Task to complete
Copy every entry exactly.

The data
--- start ---
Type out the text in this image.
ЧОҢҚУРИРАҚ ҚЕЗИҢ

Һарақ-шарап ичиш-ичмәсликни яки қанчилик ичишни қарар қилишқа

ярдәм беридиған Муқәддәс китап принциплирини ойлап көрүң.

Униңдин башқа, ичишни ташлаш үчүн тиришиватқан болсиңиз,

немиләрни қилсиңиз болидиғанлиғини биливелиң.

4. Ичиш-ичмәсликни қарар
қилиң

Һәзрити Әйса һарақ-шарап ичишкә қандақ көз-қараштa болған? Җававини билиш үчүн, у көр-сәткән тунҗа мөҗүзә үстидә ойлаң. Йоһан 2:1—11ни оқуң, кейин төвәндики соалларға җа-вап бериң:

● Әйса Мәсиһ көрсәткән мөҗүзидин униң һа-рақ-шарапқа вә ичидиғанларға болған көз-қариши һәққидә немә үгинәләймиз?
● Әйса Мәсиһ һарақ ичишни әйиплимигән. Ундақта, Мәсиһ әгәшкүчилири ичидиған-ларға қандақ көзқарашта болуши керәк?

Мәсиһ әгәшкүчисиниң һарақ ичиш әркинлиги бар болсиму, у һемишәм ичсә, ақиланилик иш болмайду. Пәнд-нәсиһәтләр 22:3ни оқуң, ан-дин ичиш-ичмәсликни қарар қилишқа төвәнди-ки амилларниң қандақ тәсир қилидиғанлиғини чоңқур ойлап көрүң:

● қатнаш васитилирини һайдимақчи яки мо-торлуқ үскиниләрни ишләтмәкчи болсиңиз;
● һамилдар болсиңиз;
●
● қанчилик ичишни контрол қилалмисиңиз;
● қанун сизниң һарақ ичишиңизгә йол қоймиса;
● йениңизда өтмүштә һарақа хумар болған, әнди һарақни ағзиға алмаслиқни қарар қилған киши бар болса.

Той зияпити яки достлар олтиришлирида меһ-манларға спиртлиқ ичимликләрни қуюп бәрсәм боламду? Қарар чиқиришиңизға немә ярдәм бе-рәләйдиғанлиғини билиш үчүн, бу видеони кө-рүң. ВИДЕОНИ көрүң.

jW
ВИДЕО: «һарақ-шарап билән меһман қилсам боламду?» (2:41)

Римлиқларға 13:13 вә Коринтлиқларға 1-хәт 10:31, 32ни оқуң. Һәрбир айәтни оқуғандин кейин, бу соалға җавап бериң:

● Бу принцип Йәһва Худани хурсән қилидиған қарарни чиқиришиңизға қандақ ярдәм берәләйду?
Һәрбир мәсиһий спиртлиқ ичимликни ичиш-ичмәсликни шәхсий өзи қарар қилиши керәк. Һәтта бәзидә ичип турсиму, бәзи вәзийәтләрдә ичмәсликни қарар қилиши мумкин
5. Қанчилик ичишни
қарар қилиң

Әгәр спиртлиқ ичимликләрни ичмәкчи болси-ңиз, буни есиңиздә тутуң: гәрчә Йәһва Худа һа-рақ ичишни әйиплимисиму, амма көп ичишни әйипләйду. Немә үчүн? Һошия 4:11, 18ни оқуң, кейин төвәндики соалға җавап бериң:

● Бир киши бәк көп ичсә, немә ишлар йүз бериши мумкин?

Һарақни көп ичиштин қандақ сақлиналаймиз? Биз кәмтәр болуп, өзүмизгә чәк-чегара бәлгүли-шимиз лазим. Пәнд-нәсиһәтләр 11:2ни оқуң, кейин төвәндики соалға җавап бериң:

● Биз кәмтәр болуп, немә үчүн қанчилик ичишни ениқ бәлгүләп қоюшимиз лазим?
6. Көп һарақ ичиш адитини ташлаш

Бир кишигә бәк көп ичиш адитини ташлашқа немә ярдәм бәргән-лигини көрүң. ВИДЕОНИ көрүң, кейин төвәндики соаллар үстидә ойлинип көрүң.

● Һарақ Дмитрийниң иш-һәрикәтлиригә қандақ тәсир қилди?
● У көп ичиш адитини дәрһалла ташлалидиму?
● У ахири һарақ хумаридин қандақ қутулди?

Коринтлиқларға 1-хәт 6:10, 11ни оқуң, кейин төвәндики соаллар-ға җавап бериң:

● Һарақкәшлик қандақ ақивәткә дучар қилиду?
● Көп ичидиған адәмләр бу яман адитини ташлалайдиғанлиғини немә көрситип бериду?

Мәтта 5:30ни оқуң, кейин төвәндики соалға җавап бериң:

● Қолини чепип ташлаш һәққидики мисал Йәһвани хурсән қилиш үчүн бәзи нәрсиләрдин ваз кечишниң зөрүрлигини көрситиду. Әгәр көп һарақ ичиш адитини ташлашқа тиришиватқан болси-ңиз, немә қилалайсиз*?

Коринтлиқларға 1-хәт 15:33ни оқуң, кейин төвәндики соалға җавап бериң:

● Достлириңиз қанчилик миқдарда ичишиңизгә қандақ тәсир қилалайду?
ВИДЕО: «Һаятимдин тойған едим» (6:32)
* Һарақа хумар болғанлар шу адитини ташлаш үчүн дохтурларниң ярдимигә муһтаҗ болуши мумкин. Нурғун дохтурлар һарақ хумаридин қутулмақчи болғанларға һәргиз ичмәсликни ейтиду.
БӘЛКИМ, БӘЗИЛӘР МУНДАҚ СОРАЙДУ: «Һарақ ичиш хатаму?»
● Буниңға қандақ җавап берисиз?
--- end ---
Full response
Type out the text in this image.
ЧОҢҚУРИРАҚ ҚЕЗИҢ

Һарақ-шарап ичиш-ичмәсликни яки қанчилик ичишни қарар қилишқа

ярдәм беридиған Муқәддәс китап принциплирини ойлап көрүң.

Униңдин башқа, ичишни ташлаш үчүн тиришиватқан болсиңиз,

немиләрни қилсиңиз болидиғанлиғини биливелиң.

4. Ичиш-ичмәсликни қарар
қилиң

Һәзрити Әйса һарақ-шарап ичишкә қандақ көз-қараштa болған? Җававини билиш үчүн, у көр-сәткән тунҗа мөҗүзә үстидә ойлаң. Йоһан 2:1—11ни оқуң, кейин төвәндики соалларға җа-вап бериң:

● Әйса Мәсиһ көрсәткән мөҗүзидин униң һа-рақ-шарапқа вә ичидиғанларға болған көз-қариши һәққидә немә үгинәләймиз?
● Әйса Мәсиһ һарақ ичишни әйиплимигән. Ундақта, Мәсиһ әгәшкүчилири ичидиған-ларға қандақ көзқарашта болуши керәк?

Мәсиһ әгәшкүчисиниң һарақ ичиш әркинлиги бар болсиму, у һемишәм ичсә, ақиланилик иш болмайду. Пәнд-нәсиһәтләр 22:3ни оқуң, ан-дин ичиш-ичмәсликни қарар қилишқа төвәнди-ки амилларниң қандақ тәсир қилидиғанлиғини чоңқур ойлап көрүң:

● қатнаш васитилирини һайдимақчи яки мо-торлуқ үскиниләрни ишләтмәкчи болсиңиз;
● һамилдар болсиңиз;
●
● қанчилик ичишни контрол қилалмисиңиз;
● қанун сизниң һарақ ичишиңизгә йол қоймиса;
● йениңизда өтмүштә һарақа хумар болған, әнди һарақни ағзиға алмаслиқни қарар қилған киши бар болса.

Той зияпити яки достлар олтиришлирида меһ-манларға спиртлиқ ичимликләрни қуюп бәрсәм боламду? Қарар чиқиришиңизға немә ярдәм бе-рәләйдиғанлиғини билиш үчүн, бу видеони кө-рүң. ВИДЕОНИ көрүң.

jW
ВИДЕО: «һарақ-шарап билән меһман қилсам боламду?» (2:41)

Римлиқларға 13:13 вә Коринтлиқларға 1-хәт 10:31, 32ни оқуң. Һәрбир айәтни оқуғандин кейин, бу соалға җавап бериң:

● Бу принцип Йәһва Худани хурсән қилидиған қарарни чиқиришиңизға қандақ ярдәм берәләйду?
Һәрбир мәсиһий спиртлиқ ичимликни ичиш-ичмәсликни шәхсий өзи қарар қилиши керәк. Һәтта бәзидә ичип турсиму, бәзи вәзийәтләрдә ичмәсликни қарар қилиши мумкин
5. Қанчилик ичишни
қарар қилиң

Әгәр спиртлиқ ичимликләрни ичмәкчи болси-ңиз, буни есиңиздә тутуң: гәрчә Йәһва Худа һа-рақ ичишни әйиплимисиму, амма көп ичишни әйипләйду. Немә үчүн? Һошия 4:11, 18ни оқуң, кейин төвәндики соалға җавап бериң:

● Бир киши бәк көп ичсә, немә ишлар йүз бериши мумкин?

Һарақни көп ичиштин қандақ сақлиналаймиз? Биз кәмтәр болуп, өзүмизгә чәк-чегара бәлгүли-шимиз лазим. Пәнд-нәсиһәтләр 11:2ни оқуң, кейин төвәндики соалға җавап бериң:

● Биз кәмтәр болуп, немә үчүн қанчилик ичишни ениқ бәлгүләп қоюшимиз лазим?
6. Көп һарақ ичиш адитини ташлаш

Бир кишигә бәк көп ичиш адитини ташлашқа немә ярдәм бәргән-лигини көрүң. ВИДЕОНИ көрүң, кейин төвәндики соаллар үстидә ойлинип көрүң.

● Һарақ Дмитрийниң иш-һәрикәтлиригә қандақ тәсир қилди?
● У көп ичиш адитини дәрһалла ташлалидиму?
● У ахири һарақ хумаридин қандақ қутулди?

Коринтлиқларға 1-хәт 6:10, 11ни оқуң, кейин төвәндики соаллар-ға җавап бериң:

● Һарақкәшлик қандақ ақивәткә дучар қилиду?
● Көп ичидиған адәмләр бу яман адитини ташлалайдиғанлиғини немә көрситип бериду?

Мәтта 5:30ни оқуң, кейин төвәндики соалға җавап бериң:

● Қолини чепип ташлаш һәққидики мисал Йәһвани хурсән қилиш үчүн бәзи нәрсиләрдин ваз кечишниң зөрүрлигини көрситиду. Әгәр көп һарақ ичиш адитини ташлашқа тиришиватқан болси-ңиз, немә қилалайсиз*?

Коринтлиқларға 1-хәт 15:33ни оқуң, кейин төвәндики соалға җавап бериң:

● Достлириңиз қанчилик миқдарда ичишиңизгә қандақ тәсир қилалайду?
ВИДЕО: «Һаятимдин тойған едим» (6:32)
* Һарақа хумар болғанлар шу адитини ташлаш үчүн дохтурларниң ярдимигә муһтаҗ болуши мумкин. Нурғун дохтурлар һарақ хумаридин қутулмақчи болғанларға һәргиз ичмәсликни ейтиду.
БӘЛКИМ, БӘЗИЛӘР МУНДАҚ СОРАЙДУ: «Һарақ ичиш хатаму?»
● Буниңға қандақ җавап берисиз?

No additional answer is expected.